AIM OF THE EXERCISE
Reproduce each of the rows below word for word, in the same order.

RECORDS FOR THE TASK
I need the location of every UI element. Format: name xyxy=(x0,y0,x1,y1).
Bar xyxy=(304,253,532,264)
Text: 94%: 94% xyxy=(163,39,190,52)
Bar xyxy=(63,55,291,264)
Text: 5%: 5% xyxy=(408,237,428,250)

EXPECTED ANSWER
I need the location of every UI element. Format: name xyxy=(x0,y0,x1,y1).
Bar xyxy=(304,253,532,264)
Text: 94%: 94% xyxy=(163,39,190,52)
Bar xyxy=(63,55,291,264)
Text: 5%: 5% xyxy=(408,237,428,250)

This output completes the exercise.